Saved entries
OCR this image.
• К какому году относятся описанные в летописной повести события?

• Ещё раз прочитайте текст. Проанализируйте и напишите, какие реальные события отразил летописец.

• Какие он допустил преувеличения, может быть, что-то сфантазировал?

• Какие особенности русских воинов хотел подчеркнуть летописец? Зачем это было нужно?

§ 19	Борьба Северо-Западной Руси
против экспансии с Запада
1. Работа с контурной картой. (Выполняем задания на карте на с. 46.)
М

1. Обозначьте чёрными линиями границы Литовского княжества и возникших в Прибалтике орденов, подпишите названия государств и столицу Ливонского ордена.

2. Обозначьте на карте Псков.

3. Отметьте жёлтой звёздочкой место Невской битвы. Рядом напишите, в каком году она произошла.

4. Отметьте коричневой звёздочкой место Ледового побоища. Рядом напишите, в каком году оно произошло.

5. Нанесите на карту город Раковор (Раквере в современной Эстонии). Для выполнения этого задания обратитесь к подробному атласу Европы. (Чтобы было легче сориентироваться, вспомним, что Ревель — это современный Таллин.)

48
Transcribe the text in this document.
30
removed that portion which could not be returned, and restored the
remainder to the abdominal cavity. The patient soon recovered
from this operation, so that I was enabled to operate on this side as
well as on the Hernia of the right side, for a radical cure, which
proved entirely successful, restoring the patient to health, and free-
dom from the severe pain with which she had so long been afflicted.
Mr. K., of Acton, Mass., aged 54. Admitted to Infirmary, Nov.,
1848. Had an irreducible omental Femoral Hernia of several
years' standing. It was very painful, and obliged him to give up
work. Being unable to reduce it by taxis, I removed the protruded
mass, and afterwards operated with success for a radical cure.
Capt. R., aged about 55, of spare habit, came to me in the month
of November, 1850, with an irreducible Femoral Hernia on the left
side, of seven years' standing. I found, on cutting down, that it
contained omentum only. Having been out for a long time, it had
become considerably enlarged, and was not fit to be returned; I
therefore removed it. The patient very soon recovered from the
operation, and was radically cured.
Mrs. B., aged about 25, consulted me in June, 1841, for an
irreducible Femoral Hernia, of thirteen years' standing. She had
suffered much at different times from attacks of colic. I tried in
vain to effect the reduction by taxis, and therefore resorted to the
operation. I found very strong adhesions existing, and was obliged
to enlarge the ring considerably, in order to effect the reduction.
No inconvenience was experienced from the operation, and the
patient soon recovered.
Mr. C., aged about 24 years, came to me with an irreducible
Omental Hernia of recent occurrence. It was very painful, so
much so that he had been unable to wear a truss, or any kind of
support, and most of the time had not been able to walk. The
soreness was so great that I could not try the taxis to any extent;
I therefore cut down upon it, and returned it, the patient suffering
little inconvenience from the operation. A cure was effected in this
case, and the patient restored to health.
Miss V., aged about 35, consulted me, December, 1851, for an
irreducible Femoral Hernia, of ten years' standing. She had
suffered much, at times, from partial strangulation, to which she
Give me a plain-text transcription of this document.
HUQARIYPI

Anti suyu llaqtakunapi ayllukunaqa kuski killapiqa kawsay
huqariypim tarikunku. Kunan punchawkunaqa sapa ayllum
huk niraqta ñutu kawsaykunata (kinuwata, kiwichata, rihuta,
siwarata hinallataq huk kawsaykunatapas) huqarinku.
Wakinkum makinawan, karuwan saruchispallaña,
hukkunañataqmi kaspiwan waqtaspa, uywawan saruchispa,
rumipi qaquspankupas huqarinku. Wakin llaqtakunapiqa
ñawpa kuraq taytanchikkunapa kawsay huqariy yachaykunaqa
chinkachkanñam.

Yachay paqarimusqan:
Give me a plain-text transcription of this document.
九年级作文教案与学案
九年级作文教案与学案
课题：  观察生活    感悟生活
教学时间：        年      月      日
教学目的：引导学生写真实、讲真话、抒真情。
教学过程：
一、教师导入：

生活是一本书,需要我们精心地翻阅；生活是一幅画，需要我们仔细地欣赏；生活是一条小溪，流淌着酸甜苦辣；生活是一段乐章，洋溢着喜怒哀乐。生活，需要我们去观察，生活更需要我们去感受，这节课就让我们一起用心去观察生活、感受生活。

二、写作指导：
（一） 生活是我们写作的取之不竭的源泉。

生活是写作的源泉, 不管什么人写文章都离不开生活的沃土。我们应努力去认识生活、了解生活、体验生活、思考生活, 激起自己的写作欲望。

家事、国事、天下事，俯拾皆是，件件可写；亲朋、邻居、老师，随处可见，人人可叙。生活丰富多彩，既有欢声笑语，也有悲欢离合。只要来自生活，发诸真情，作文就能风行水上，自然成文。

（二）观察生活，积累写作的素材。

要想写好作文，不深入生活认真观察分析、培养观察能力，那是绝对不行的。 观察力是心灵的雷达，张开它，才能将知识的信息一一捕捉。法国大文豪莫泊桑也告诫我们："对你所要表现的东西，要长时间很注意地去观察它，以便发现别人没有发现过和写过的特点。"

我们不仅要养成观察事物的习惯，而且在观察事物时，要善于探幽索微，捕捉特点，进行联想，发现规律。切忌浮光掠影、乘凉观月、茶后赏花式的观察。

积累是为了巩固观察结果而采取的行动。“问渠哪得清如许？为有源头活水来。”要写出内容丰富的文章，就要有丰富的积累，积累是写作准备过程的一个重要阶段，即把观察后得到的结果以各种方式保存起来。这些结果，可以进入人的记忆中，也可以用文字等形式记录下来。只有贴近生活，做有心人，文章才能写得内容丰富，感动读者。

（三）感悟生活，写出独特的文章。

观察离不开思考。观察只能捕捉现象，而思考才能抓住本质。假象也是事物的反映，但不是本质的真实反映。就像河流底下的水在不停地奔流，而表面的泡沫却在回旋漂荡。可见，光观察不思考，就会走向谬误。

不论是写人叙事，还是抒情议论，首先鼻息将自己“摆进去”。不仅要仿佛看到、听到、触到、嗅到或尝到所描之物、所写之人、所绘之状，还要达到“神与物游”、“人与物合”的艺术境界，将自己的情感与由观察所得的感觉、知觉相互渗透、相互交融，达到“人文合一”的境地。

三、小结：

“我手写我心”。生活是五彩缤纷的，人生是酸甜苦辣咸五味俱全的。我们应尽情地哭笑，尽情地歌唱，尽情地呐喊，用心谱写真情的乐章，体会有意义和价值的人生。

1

Goal
Reproduce the material above without altering a single character.

Task solution
OCR this image.
• К какому году относятся описанные в летописной повести события?

• Ещё раз прочитайте текст. Проанализируйте и напишите, какие реальные события отразил летописец.

• Какие он допустил преувеличения, может быть, что-то сфантазировал?

• Какие особенности русских воинов хотел подчеркнуть летописец? Зачем это было нужно?

§ 19	Борьба Северо-Западной Руси
против экспансии с Запада
1. Работа с контурной картой. (Выполняем задания на карте на с. 46.)
М

1. Обозначьте чёрными линиями границы Литовского княжества и возникших в Прибалтике орденов, подпишите названия государств и столицу Ливонского ордена.

2. Обозначьте на карте Псков.

3. Отметьте жёлтой звёздочкой место Невской битвы. Рядом напишите, в каком году она произошла.

4. Отметьте коричневой звёздочкой место Ледового побоища. Рядом напишите, в каком году оно произошло.

5. Нанесите на карту город Раковор (Раквере в современной Эстонии). Для выполнения этого задания обратитесь к подробному атласу Европы. (Чтобы было легче сориентироваться, вспомним, что Ревель — это современный Таллин.)

48
Transcribe the text in this document.
30
removed that portion which could not be returned, and restored the
remainder to the abdominal cavity. The patient soon recovered
from this operation, so that I was enabled to operate on this side as
well as on the Hernia of the right side, for a radical cure, which
proved entirely successful, restoring the patient to health, and free-
dom from the severe pain with which she had so long been afflicted.
Mr. K., of Acton, Mass., aged 54. Admitted to Infirmary, Nov.,
1848. Had an irreducible omental Femoral Hernia of several
years' standing. It was very painful, and obliged him to give up
work. Being unable to reduce it by taxis, I removed the protruded
mass, and afterwards operated with success for a radical cure.
Capt. R., aged about 55, of spare habit, came to me in the month
of November, 1850, with an irreducible Femoral Hernia on the left
side, of seven years' standing. I found, on cutting down, that it
contained omentum only. Having been out for a long time, it had
become considerably enlarged, and was not fit to be returned; I
therefore removed it. The patient very soon recovered from the
operation, and was radically cured.
Mrs. B., aged about 25, consulted me in June, 1841, for an
irreducible Femoral Hernia, of thirteen years' standing. She had
suffered much at different times from attacks of colic. I tried in
vain to effect the reduction by taxis, and therefore resorted to the
operation. I found very strong adhesions existing, and was obliged
to enlarge the ring considerably, in order to effect the reduction.
No inconvenience was experienced from the operation, and the
patient soon recovered.
Mr. C., aged about 24 years, came to me with an irreducible
Omental Hernia of recent occurrence. It was very painful, so
much so that he had been unable to wear a truss, or any kind of
support, and most of the time had not been able to walk. The
soreness was so great that I could not try the taxis to any extent;
I therefore cut down upon it, and returned it, the patient suffering
little inconvenience from the operation. A cure was effected in this
case, and the patient restored to health.
Miss V., aged about 35, consulted me, December, 1851, for an
irreducible Femoral Hernia, of ten years' standing. She had
suffered much, at times, from partial strangulation, to which she
Give me a plain-text transcription of this document.
HUQARIYPI

Anti suyu llaqtakunapi ayllukunaqa kuski killapiqa kawsay
huqariypim tarikunku. Kunan punchawkunaqa sapa ayllum
huk niraqta ñutu kawsaykunata (kinuwata, kiwichata, rihuta,
siwarata hinallataq huk kawsaykunatapas) huqarinku.
Wakinkum makinawan, karuwan saruchispallaña,
hukkunañataqmi kaspiwan waqtaspa, uywawan saruchispa,
rumipi qaquspankupas huqarinku. Wakin llaqtakunapiqa
ñawpa kuraq taytanchikkunapa kawsay huqariy yachaykunaqa
chinkachkanñam.

Yachay paqarimusqan:
Give me a plain-text transcription of this document.
九年级作文教案与学案
九年级作文教案与学案
课题：  观察生活    感悟生活
教学时间：        年      月      日
教学目的：引导学生写真实、讲真话、抒真情。
教学过程：
一、教师导入：

生活是一本书,需要我们精心地翻阅；生活是一幅画，需要我们仔细地欣赏；生活是一条小溪，流淌着酸甜苦辣；生活是一段乐章，洋溢着喜怒哀乐。生活，需要我们去观察，生活更需要我们去感受，这节课就让我们一起用心去观察生活、感受生活。

二、写作指导：
（一） 生活是我们写作的取之不竭的源泉。

生活是写作的源泉, 不管什么人写文章都离不开生活的沃土。我们应努力去认识生活、了解生活、体验生活、思考生活, 激起自己的写作欲望。

家事、国事、天下事，俯拾皆是，件件可写；亲朋、邻居、老师，随处可见，人人可叙。生活丰富多彩，既有欢声笑语，也有悲欢离合。只要来自生活，发诸真情，作文就能风行水上，自然成文。

（二）观察生活，积累写作的素材。

要想写好作文，不深入生活认真观察分析、培养观察能力，那是绝对不行的。 观察力是心灵的雷达，张开它，才能将知识的信息一一捕捉。法国大文豪莫泊桑也告诫我们："对你所要表现的东西，要长时间很注意地去观察它，以便发现别人没有发现过和写过的特点。"

我们不仅要养成观察事物的习惯，而且在观察事物时，要善于探幽索微，捕捉特点，进行联想，发现规律。切忌浮光掠影、乘凉观月、茶后赏花式的观察。

积累是为了巩固观察结果而采取的行动。“问渠哪得清如许？为有源头活水来。”要写出内容丰富的文章，就要有丰富的积累，积累是写作准备过程的一个重要阶段，即把观察后得到的结果以各种方式保存起来。这些结果，可以进入人的记忆中，也可以用文字等形式记录下来。只有贴近生活，做有心人，文章才能写得内容丰富，感动读者。

（三）感悟生活，写出独特的文章。

观察离不开思考。观察只能捕捉现象，而思考才能抓住本质。假象也是事物的反映，但不是本质的真实反映。就像河流底下的水在不停地奔流，而表面的泡沫却在回旋漂荡。可见，光观察不思考，就会走向谬误。

不论是写人叙事，还是抒情议论，首先鼻息将自己“摆进去”。不仅要仿佛看到、听到、触到、嗅到或尝到所描之物、所写之人、所绘之状，还要达到“神与物游”、“人与物合”的艺术境界，将自己的情感与由观察所得的感觉、知觉相互渗透、相互交融，达到“人文合一”的境地。

三、小结：

“我手写我心”。生活是五彩缤纷的，人生是酸甜苦辣咸五味俱全的。我们应尽情地哭笑，尽情地歌唱，尽情地呐喊，用心谱写真情的乐章，体会有意义和价值的人生。

1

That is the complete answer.